What needs to be done | Transcribe the records that follow in their entirety, omitting any pictures.

......

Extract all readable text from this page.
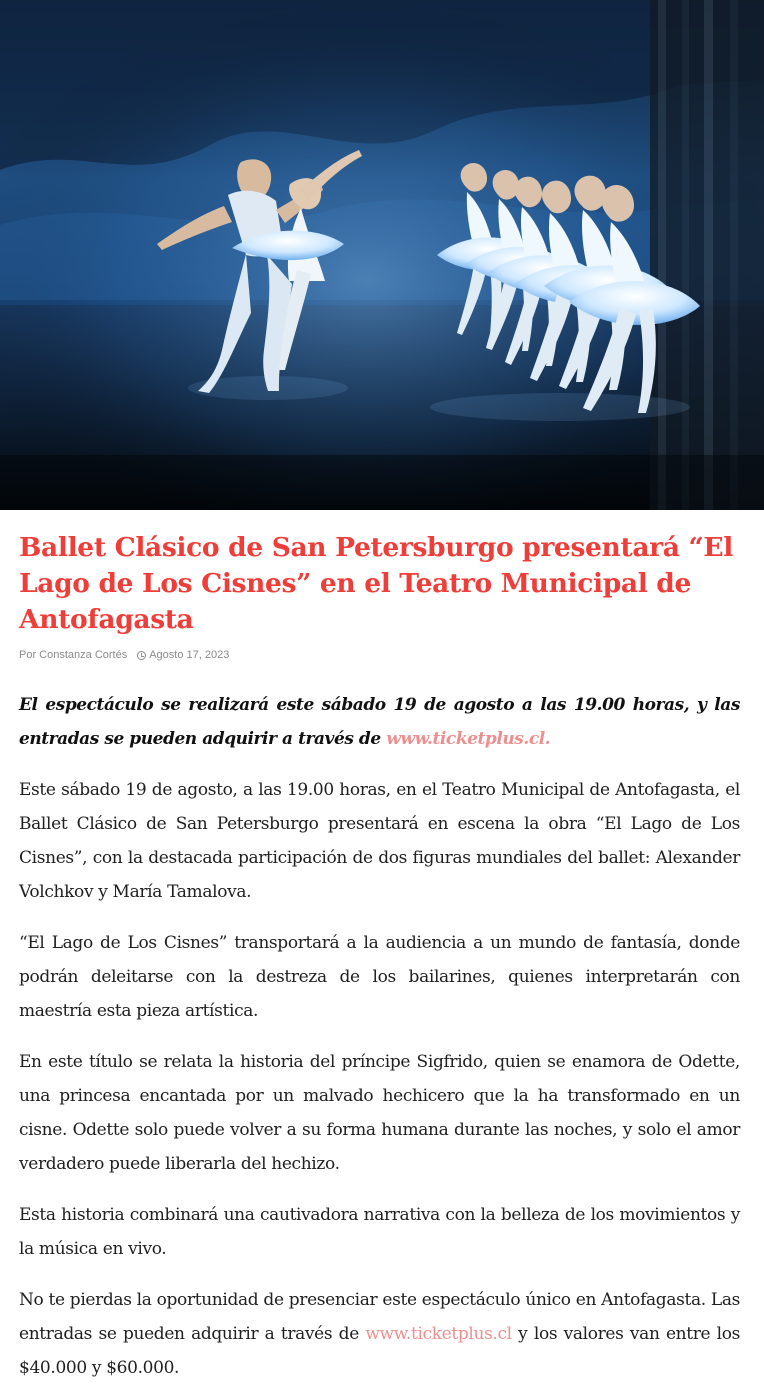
Ballet Clásico de San Petersburgo presentará “El Lago de Los Cisnes” en el Teatro Municipal de Antofagasta
Por Constanza Cortés Agosto 17, 2023

El espectáculo se realizará este sábado 19 de agosto a las 19.00 horas, y las entradas se pueden adquirir a través de www.ticketplus.cl.

Este sábado 19 de agosto, a las 19.00 horas, en el Teatro Municipal de Antofagasta, el Ballet Clásico de San Petersburgo presentará en escena la obra “El Lago de Los Cisnes”, con la destacada participación de dos figuras mundiales del ballet: Alexander Volchkov y María Tamalova.

“El Lago de Los Cisnes” transportará a la audiencia a un mundo de fantasía, donde podrán deleitarse con la destreza de los bailarines, quienes interpretarán con maestría esta pieza artística.

En este título se relata la historia del príncipe Sigfrido, quien se enamora de Odette, una princesa encantada por un malvado hechicero que la ha transformado en un cisne. Odette solo puede volver a su forma humana durante las noches, y solo el amor verdadero puede liberarla del hechizo.

Esta historia combinará una cautivadora narrativa con la belleza de los movimientos y la música en vivo.

No te pierdas la oportunidad de presenciar este espectáculo único en Antofagasta. Las entradas se pueden adquirir a través de www.ticketplus.cl y los valores van entre los $40.000 y $60.000.
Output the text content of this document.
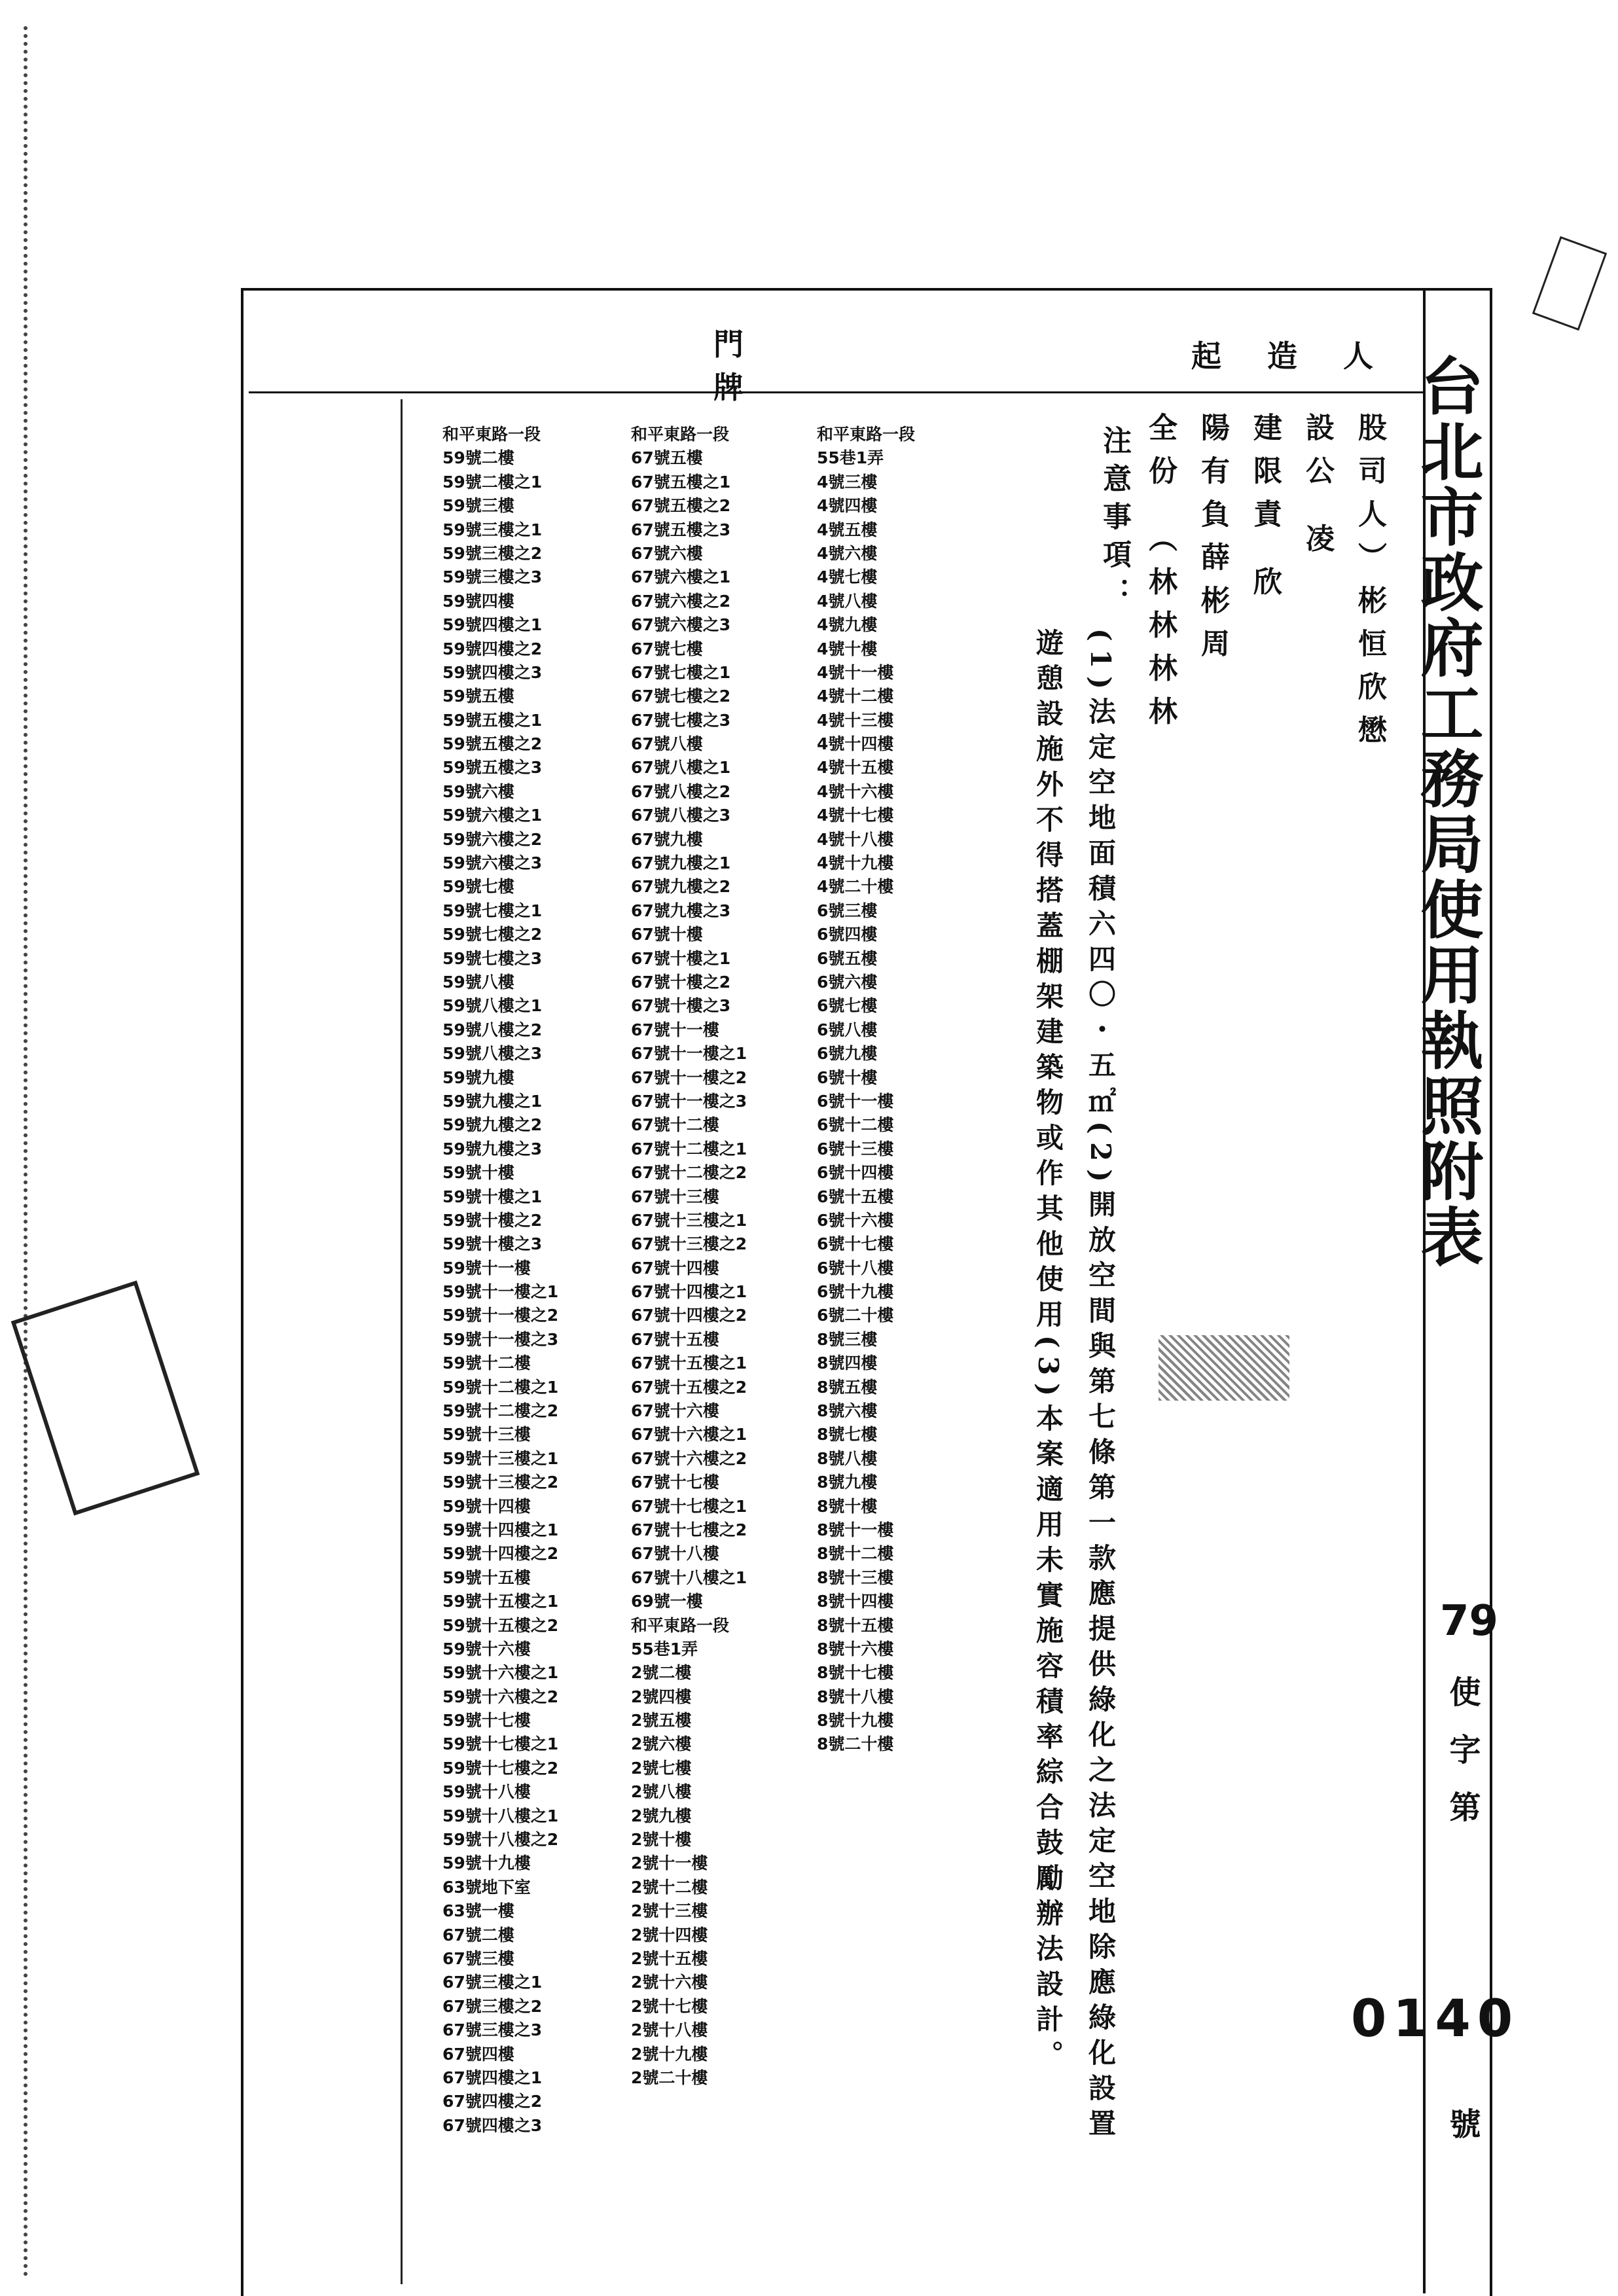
門牌
起造人
台北市政府工務局使用執照附表
79
使字第
0140
號
股司人）彬恒欣懋
設公 凌
建限責 欣
陽有負薛彬周
全份 （林林林林
注意事項：
(1)法定空地面積六四〇・五㎡(2)開放空間與第七條第一款應提供綠化之法定空地除應綠化設置
遊憩設施外不得搭蓋棚架建築物或作其他使用(3)本案適用未實施容積率綜合鼓勵辦法設計。
和平東路一段
59號二樓
59號二樓之1
59號三樓
59號三樓之1
59號三樓之2
59號三樓之3
59號四樓
59號四樓之1
59號四樓之2
59號四樓之3
59號五樓
59號五樓之1
59號五樓之2
59號五樓之3
59號六樓
59號六樓之1
59號六樓之2
59號六樓之3
59號七樓
59號七樓之1
59號七樓之2
59號七樓之3
59號八樓
59號八樓之1
59號八樓之2
59號八樓之3
59號九樓
59號九樓之1
59號九樓之2
59號九樓之3
59號十樓
59號十樓之1
59號十樓之2
59號十樓之3
59號十一樓
59號十一樓之1
59號十一樓之2
59號十一樓之3
59號十二樓
59號十二樓之1
59號十二樓之2
59號十三樓
59號十三樓之1
59號十三樓之2
59號十四樓
59號十四樓之1
59號十四樓之2
59號十五樓
59號十五樓之1
59號十五樓之2
59號十六樓
59號十六樓之1
59號十六樓之2
59號十七樓
59號十七樓之1
59號十七樓之2
59號十八樓
59號十八樓之1
59號十八樓之2
59號十九樓
63號地下室
63號一樓
67號二樓
67號三樓
67號三樓之1
67號三樓之2
67號三樓之3
67號四樓
67號四樓之1
67號四樓之2
67號四樓之3
和平東路一段
67號五樓
67號五樓之1
67號五樓之2
67號五樓之3
67號六樓
67號六樓之1
67號六樓之2
67號六樓之3
67號七樓
67號七樓之1
67號七樓之2
67號七樓之3
67號八樓
67號八樓之1
67號八樓之2
67號八樓之3
67號九樓
67號九樓之1
67號九樓之2
67號九樓之3
67號十樓
67號十樓之1
67號十樓之2
67號十樓之3
67號十一樓
67號十一樓之1
67號十一樓之2
67號十一樓之3
67號十二樓
67號十二樓之1
67號十二樓之2
67號十三樓
67號十三樓之1
67號十三樓之2
67號十四樓
67號十四樓之1
67號十四樓之2
67號十五樓
67號十五樓之1
67號十五樓之2
67號十六樓
67號十六樓之1
67號十六樓之2
67號十七樓
67號十七樓之1
67號十七樓之2
67號十八樓
67號十八樓之1
69號一樓
和平東路一段
55巷1弄
2號二樓
2號四樓
2號五樓
2號六樓
2號七樓
2號八樓
2號九樓
2號十樓
2號十一樓
2號十二樓
2號十三樓
2號十四樓
2號十五樓
2號十六樓
2號十七樓
2號十八樓
2號十九樓
2號二十樓
和平東路一段
55巷1弄
4號三樓
4號四樓
4號五樓
4號六樓
4號七樓
4號八樓
4號九樓
4號十樓
4號十一樓
4號十二樓
4號十三樓
4號十四樓
4號十五樓
4號十六樓
4號十七樓
4號十八樓
4號十九樓
4號二十樓
6號三樓
6號四樓
6號五樓
6號六樓
6號七樓
6號八樓
6號九樓
6號十樓
6號十一樓
6號十二樓
6號十三樓
6號十四樓
6號十五樓
6號十六樓
6號十七樓
6號十八樓
6號十九樓
6號二十樓
8號三樓
8號四樓
8號五樓
8號六樓
8號七樓
8號八樓
8號九樓
8號十樓
8號十一樓
8號十二樓
8號十三樓
8號十四樓
8號十五樓
8號十六樓
8號十七樓
8號十八樓
8號十九樓
8號二十樓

......

Correct response |
Extract all readable text from this page.
Ballet Clásico de San Petersburgo presentará “El Lago de Los Cisnes” en el Teatro Municipal de Antofagasta
Por Constanza Cortés Agosto 17, 2023

El espectáculo se realizará este sábado 19 de agosto a las 19.00 horas, y las entradas se pueden adquirir a través de www.ticketplus.cl.

Este sábado 19 de agosto, a las 19.00 horas, en el Teatro Municipal de Antofagasta, el Ballet Clásico de San Petersburgo presentará en escena la obra “El Lago de Los Cisnes”, con la destacada participación de dos figuras mundiales del ballet: Alexander Volchkov y María Tamalova.

“El Lago de Los Cisnes” transportará a la audiencia a un mundo de fantasía, donde podrán deleitarse con la destreza de los bailarines, quienes interpretarán con maestría esta pieza artística.

En este título se relata la historia del príncipe Sigfrido, quien se enamora de Odette, una princesa encantada por un malvado hechicero que la ha transformado en un cisne. Odette solo puede volver a su forma humana durante las noches, y solo el amor verdadero puede liberarla del hechizo.

Esta historia combinará una cautivadora narrativa con la belleza de los movimientos y la música en vivo.

No te pierdas la oportunidad de presenciar este espectáculo único en Antofagasta. Las entradas se pueden adquirir a través de www.ticketplus.cl y los valores van entre los $40.000 y $60.000.
Output the text content of this document.
門牌
起造人
台北市政府工務局使用執照附表
79
使字第
0140
號
股司人）彬恒欣懋
設公 凌
建限責 欣
陽有負薛彬周
全份 （林林林林
注意事項：
(1)法定空地面積六四〇・五㎡(2)開放空間與第七條第一款應提供綠化之法定空地除應綠化設置
遊憩設施外不得搭蓋棚架建築物或作其他使用(3)本案適用未實施容積率綜合鼓勵辦法設計。
和平東路一段
59號二樓
59號二樓之1
59號三樓
59號三樓之1
59號三樓之2
59號三樓之3
59號四樓
59號四樓之1
59號四樓之2
59號四樓之3
59號五樓
59號五樓之1
59號五樓之2
59號五樓之3
59號六樓
59號六樓之1
59號六樓之2
59號六樓之3
59號七樓
59號七樓之1
59號七樓之2
59號七樓之3
59號八樓
59號八樓之1
59號八樓之2
59號八樓之3
59號九樓
59號九樓之1
59號九樓之2
59號九樓之3
59號十樓
59號十樓之1
59號十樓之2
59號十樓之3
59號十一樓
59號十一樓之1
59號十一樓之2
59號十一樓之3
59號十二樓
59號十二樓之1
59號十二樓之2
59號十三樓
59號十三樓之1
59號十三樓之2
59號十四樓
59號十四樓之1
59號十四樓之2
59號十五樓
59號十五樓之1
59號十五樓之2
59號十六樓
59號十六樓之1
59號十六樓之2
59號十七樓
59號十七樓之1
59號十七樓之2
59號十八樓
59號十八樓之1
59號十八樓之2
59號十九樓
63號地下室
63號一樓
67號二樓
67號三樓
67號三樓之1
67號三樓之2
67號三樓之3
67號四樓
67號四樓之1
67號四樓之2
67號四樓之3
和平東路一段
67號五樓
67號五樓之1
67號五樓之2
67號五樓之3
67號六樓
67號六樓之1
67號六樓之2
67號六樓之3
67號七樓
67號七樓之1
67號七樓之2
67號七樓之3
67號八樓
67號八樓之1
67號八樓之2
67號八樓之3
67號九樓
67號九樓之1
67號九樓之2
67號九樓之3
67號十樓
67號十樓之1
67號十樓之2
67號十樓之3
67號十一樓
67號十一樓之1
67號十一樓之2
67號十一樓之3
67號十二樓
67號十二樓之1
67號十二樓之2
67號十三樓
67號十三樓之1
67號十三樓之2
67號十四樓
67號十四樓之1
67號十四樓之2
67號十五樓
67號十五樓之1
67號十五樓之2
67號十六樓
67號十六樓之1
67號十六樓之2
67號十七樓
67號十七樓之1
67號十七樓之2
67號十八樓
67號十八樓之1
69號一樓
和平東路一段
55巷1弄
2號二樓
2號四樓
2號五樓
2號六樓
2號七樓
2號八樓
2號九樓
2號十樓
2號十一樓
2號十二樓
2號十三樓
2號十四樓
2號十五樓
2號十六樓
2號十七樓
2號十八樓
2號十九樓
2號二十樓
和平東路一段
55巷1弄
4號三樓
4號四樓
4號五樓
4號六樓
4號七樓
4號八樓
4號九樓
4號十樓
4號十一樓
4號十二樓
4號十三樓
4號十四樓
4號十五樓
4號十六樓
4號十七樓
4號十八樓
4號十九樓
4號二十樓
6號三樓
6號四樓
6號五樓
6號六樓
6號七樓
6號八樓
6號九樓
6號十樓
6號十一樓
6號十二樓
6號十三樓
6號十四樓
6號十五樓
6號十六樓
6號十七樓
6號十八樓
6號十九樓
6號二十樓
8號三樓
8號四樓
8號五樓
8號六樓
8號七樓
8號八樓
8號九樓
8號十樓
8號十一樓
8號十二樓
8號十三樓
8號十四樓
8號十五樓
8號十六樓
8號十七樓
8號十八樓
8號十九樓
8號二十樓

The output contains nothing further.